WHAT TO DO:
All entries must be repeated exactly; do not include the pictures.

MATERIAL:
- - - - - - -
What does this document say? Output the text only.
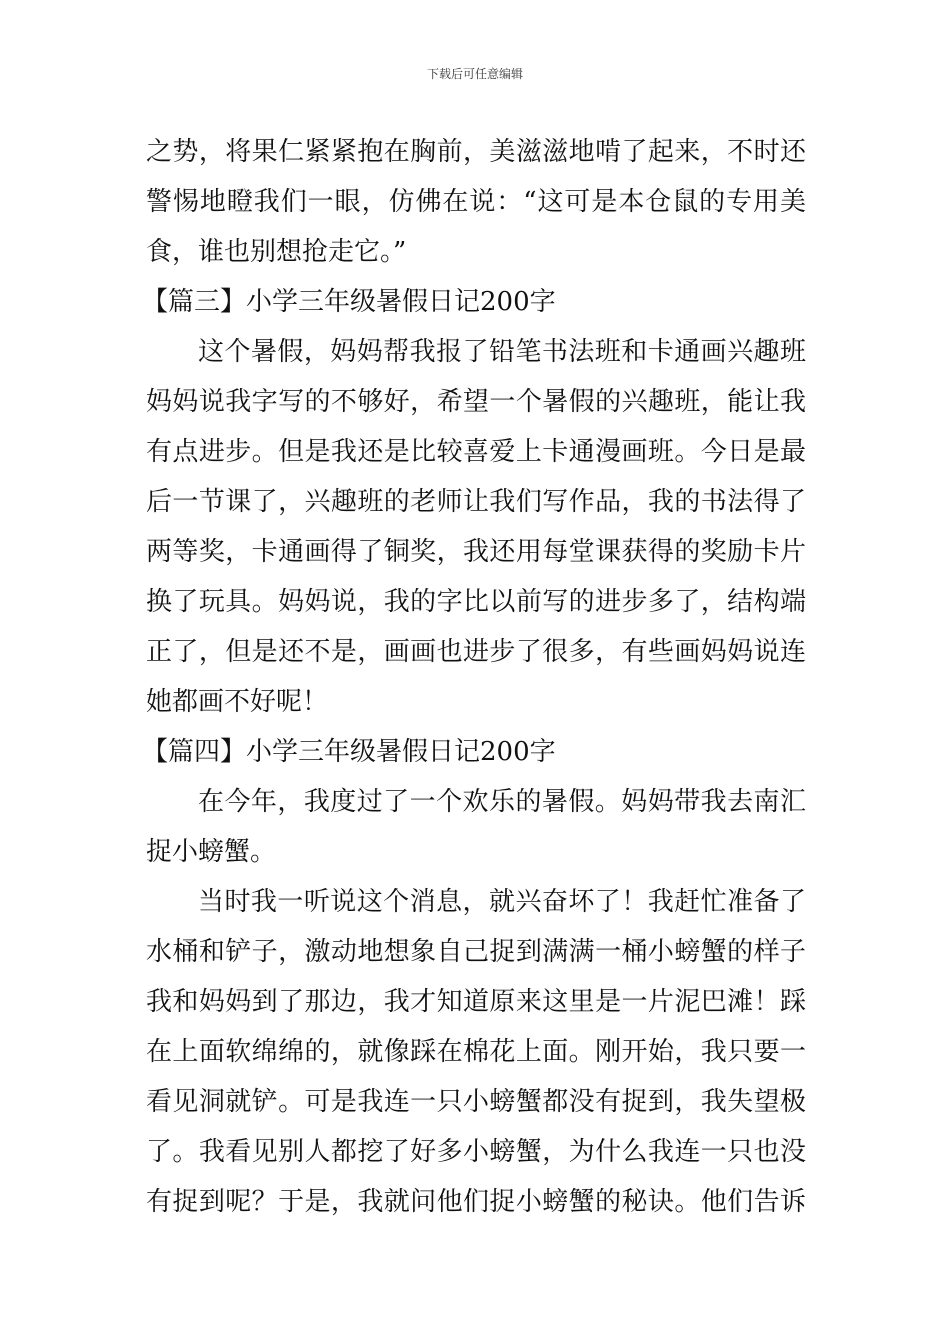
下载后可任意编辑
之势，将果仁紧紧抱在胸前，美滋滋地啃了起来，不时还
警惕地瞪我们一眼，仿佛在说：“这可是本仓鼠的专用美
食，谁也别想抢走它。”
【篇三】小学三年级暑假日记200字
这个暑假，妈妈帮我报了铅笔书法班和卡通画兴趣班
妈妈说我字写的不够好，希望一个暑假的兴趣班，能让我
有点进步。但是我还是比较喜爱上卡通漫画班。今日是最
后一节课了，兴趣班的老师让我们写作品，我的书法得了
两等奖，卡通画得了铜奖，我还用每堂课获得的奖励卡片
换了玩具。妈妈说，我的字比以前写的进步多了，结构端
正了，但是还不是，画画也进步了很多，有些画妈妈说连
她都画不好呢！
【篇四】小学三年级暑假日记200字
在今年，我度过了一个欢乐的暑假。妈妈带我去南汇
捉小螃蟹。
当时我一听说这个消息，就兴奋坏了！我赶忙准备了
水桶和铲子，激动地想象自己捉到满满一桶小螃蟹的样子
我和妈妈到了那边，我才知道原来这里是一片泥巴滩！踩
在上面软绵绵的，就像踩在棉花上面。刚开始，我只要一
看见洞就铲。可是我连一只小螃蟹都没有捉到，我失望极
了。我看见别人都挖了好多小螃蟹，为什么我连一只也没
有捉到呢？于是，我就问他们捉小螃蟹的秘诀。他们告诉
- - - - - - -
RESULT OF THIS TASK:
What does this document say? Output the text only.
下载后可任意编辑
之势，将果仁紧紧抱在胸前，美滋滋地啃了起来，不时还
警惕地瞪我们一眼，仿佛在说：“这可是本仓鼠的专用美
食，谁也别想抢走它。”
【篇三】小学三年级暑假日记200字
这个暑假，妈妈帮我报了铅笔书法班和卡通画兴趣班
妈妈说我字写的不够好，希望一个暑假的兴趣班，能让我
有点进步。但是我还是比较喜爱上卡通漫画班。今日是最
后一节课了，兴趣班的老师让我们写作品，我的书法得了
两等奖，卡通画得了铜奖，我还用每堂课获得的奖励卡片
换了玩具。妈妈说，我的字比以前写的进步多了，结构端
正了，但是还不是，画画也进步了很多，有些画妈妈说连
她都画不好呢！
【篇四】小学三年级暑假日记200字
在今年，我度过了一个欢乐的暑假。妈妈带我去南汇
捉小螃蟹。
当时我一听说这个消息，就兴奋坏了！我赶忙准备了
水桶和铲子，激动地想象自己捉到满满一桶小螃蟹的样子
我和妈妈到了那边，我才知道原来这里是一片泥巴滩！踩
在上面软绵绵的，就像踩在棉花上面。刚开始，我只要一
看见洞就铲。可是我连一只小螃蟹都没有捉到，我失望极
了。我看见别人都挖了好多小螃蟹，为什么我连一只也没
有捉到呢？于是，我就问他们捉小螃蟹的秘诀。他们告诉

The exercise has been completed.